● What you need to do:
Count the lines below that contain the word "Sreh", and report only that number.

● Collected data:
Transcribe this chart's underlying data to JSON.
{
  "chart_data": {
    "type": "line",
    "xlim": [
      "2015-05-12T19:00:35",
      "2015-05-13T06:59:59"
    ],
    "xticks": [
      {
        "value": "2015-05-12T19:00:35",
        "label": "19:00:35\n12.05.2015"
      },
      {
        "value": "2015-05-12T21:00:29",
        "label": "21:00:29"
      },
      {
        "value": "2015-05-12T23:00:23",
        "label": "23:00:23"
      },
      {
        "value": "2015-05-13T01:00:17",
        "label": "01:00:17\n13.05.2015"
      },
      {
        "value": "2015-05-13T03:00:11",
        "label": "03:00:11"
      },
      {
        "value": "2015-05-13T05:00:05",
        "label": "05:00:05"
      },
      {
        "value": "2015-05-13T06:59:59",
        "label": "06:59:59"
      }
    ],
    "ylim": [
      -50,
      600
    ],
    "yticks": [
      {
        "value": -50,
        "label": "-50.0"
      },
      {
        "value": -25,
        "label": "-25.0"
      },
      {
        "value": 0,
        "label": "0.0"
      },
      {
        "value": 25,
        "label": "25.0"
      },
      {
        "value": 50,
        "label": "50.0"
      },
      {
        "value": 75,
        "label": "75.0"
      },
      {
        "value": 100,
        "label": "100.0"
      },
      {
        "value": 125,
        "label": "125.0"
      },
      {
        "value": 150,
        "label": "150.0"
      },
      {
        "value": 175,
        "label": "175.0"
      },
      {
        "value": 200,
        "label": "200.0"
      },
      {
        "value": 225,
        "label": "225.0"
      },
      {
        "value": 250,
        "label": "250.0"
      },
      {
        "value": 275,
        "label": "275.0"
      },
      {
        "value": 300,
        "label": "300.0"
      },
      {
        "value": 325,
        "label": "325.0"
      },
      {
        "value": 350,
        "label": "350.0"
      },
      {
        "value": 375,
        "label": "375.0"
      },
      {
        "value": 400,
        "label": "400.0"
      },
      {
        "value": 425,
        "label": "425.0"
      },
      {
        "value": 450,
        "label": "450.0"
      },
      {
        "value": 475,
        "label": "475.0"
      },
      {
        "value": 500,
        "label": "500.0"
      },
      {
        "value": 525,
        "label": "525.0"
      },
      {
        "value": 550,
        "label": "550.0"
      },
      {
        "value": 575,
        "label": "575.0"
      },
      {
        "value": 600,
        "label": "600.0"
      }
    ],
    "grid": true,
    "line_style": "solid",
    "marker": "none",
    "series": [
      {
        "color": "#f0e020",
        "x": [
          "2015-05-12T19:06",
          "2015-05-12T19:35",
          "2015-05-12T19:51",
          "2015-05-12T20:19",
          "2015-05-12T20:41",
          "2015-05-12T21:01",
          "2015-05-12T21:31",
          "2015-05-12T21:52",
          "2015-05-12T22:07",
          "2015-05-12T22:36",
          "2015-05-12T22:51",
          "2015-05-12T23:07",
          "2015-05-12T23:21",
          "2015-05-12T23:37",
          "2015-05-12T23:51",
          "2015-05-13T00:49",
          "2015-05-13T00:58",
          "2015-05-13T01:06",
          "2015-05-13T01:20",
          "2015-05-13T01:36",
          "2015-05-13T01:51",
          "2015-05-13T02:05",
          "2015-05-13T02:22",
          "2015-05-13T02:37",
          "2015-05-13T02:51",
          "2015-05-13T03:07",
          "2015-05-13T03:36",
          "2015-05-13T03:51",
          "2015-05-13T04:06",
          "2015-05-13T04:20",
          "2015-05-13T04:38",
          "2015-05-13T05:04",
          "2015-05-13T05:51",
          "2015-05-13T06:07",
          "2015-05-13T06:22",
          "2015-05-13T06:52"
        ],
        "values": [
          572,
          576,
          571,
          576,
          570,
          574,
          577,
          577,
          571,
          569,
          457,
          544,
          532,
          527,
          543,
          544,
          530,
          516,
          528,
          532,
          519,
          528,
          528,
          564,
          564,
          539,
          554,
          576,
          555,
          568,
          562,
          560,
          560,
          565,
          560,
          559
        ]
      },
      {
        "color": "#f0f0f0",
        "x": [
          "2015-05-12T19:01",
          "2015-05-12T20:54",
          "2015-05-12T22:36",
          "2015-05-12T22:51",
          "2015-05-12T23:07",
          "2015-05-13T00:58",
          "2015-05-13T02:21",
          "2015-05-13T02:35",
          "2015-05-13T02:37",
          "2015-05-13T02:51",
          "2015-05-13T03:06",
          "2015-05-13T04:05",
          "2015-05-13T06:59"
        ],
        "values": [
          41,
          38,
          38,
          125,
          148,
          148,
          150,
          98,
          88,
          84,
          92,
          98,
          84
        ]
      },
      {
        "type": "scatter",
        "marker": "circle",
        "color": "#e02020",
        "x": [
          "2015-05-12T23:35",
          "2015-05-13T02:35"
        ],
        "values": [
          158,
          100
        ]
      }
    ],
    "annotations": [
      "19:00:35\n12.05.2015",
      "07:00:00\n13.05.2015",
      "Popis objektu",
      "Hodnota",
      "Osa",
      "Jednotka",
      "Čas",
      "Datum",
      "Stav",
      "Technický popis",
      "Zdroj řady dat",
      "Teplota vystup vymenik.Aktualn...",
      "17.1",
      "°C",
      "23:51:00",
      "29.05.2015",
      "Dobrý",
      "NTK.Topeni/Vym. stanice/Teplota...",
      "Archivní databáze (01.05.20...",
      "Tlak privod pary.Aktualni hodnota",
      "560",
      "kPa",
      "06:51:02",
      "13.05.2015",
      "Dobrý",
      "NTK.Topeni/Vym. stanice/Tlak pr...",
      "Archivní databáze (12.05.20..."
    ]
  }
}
...
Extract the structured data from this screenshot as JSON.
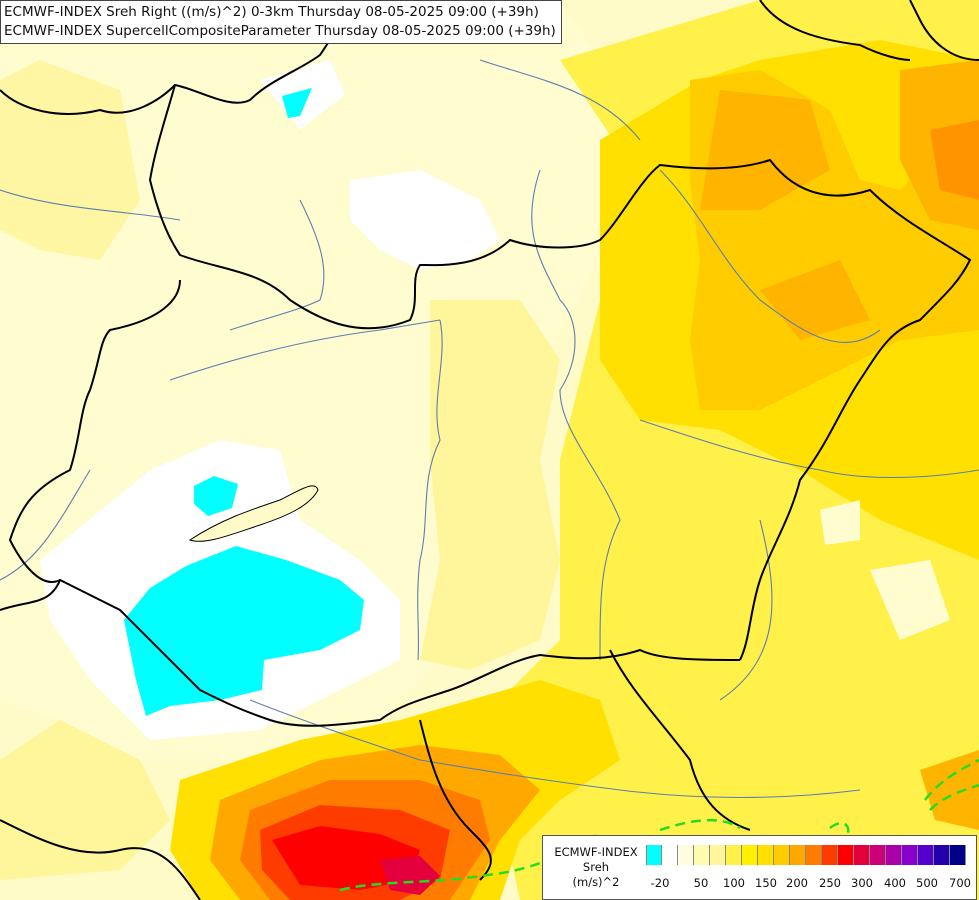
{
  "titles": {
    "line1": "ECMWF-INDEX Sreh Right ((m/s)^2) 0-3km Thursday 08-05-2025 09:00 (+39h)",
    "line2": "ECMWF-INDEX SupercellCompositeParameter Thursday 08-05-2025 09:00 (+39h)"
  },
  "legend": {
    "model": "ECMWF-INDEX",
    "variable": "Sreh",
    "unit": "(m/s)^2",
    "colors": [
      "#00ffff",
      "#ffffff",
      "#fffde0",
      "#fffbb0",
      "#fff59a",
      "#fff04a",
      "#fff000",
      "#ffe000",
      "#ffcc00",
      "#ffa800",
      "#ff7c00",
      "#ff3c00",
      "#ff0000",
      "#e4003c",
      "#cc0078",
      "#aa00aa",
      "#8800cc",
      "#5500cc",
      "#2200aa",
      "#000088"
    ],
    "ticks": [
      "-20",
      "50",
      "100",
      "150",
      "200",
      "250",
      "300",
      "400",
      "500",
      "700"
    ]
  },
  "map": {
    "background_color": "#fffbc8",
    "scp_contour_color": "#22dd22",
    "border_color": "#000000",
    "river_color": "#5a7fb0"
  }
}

● Answer:
2